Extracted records
··········
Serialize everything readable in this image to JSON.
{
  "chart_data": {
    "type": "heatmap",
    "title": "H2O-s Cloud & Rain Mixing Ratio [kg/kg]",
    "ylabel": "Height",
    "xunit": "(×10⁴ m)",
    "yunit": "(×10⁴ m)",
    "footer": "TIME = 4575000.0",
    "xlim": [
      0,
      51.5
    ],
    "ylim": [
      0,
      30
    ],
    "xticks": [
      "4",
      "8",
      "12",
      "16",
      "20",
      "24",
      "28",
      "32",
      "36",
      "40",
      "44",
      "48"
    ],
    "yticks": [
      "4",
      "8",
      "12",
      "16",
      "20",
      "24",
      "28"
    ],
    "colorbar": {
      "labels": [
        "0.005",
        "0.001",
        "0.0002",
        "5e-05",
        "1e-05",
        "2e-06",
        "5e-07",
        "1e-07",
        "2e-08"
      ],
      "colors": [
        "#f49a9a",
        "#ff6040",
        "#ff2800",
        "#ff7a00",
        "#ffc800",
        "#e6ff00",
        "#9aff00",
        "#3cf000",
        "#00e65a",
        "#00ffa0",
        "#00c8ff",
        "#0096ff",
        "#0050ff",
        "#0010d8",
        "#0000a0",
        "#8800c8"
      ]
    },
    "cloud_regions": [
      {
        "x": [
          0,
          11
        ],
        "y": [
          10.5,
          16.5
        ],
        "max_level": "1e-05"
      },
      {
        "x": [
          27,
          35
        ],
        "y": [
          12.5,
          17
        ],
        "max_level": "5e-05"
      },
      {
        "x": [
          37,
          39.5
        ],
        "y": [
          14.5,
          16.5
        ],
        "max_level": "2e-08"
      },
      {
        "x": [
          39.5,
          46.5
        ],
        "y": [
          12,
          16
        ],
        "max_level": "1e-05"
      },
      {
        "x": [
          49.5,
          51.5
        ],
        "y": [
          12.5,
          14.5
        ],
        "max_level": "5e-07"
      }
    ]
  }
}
··········
Write out the full listing, keeping every line exactly as it is.

CORRECT OUTPUT ::
Serialize everything readable in this image to JSON.
{
  "chart_data": {
    "type": "heatmap",
    "title": "H2O-s Cloud & Rain Mixing Ratio [kg/kg]",
    "ylabel": "Height",
    "xunit": "(×10⁴ m)",
    "yunit": "(×10⁴ m)",
    "footer": "TIME = 4575000.0",
    "xlim": [
      0,
      51.5
    ],
    "ylim": [
      0,
      30
    ],
    "xticks": [
      "4",
      "8",
      "12",
      "16",
      "20",
      "24",
      "28",
      "32",
      "36",
      "40",
      "44",
      "48"
    ],
    "yticks": [
      "4",
      "8",
      "12",
      "16",
      "20",
      "24",
      "28"
    ],
    "colorbar": {
      "labels": [
        "0.005",
        "0.001",
        "0.0002",
        "5e-05",
        "1e-05",
        "2e-06",
        "5e-07",
        "1e-07",
        "2e-08"
      ],
      "colors": [
        "#f49a9a",
        "#ff6040",
        "#ff2800",
        "#ff7a00",
        "#ffc800",
        "#e6ff00",
        "#9aff00",
        "#3cf000",
        "#00e65a",
        "#00ffa0",
        "#00c8ff",
        "#0096ff",
        "#0050ff",
        "#0010d8",
        "#0000a0",
        "#8800c8"
      ]
    },
    "cloud_regions": [
      {
        "x": [
          0,
          11
        ],
        "y": [
          10.5,
          16.5
        ],
        "max_level": "1e-05"
      },
      {
        "x": [
          27,
          35
        ],
        "y": [
          12.5,
          17
        ],
        "max_level": "5e-05"
      },
      {
        "x": [
          37,
          39.5
        ],
        "y": [
          14.5,
          16.5
        ],
        "max_level": "2e-08"
      },
      {
        "x": [
          39.5,
          46.5
        ],
        "y": [
          12,
          16
        ],
        "max_level": "1e-05"
      },
      {
        "x": [
          49.5,
          51.5
        ],
        "y": [
          12.5,
          14.5
        ],
        "max_level": "5e-07"
      }
    ]
  }
}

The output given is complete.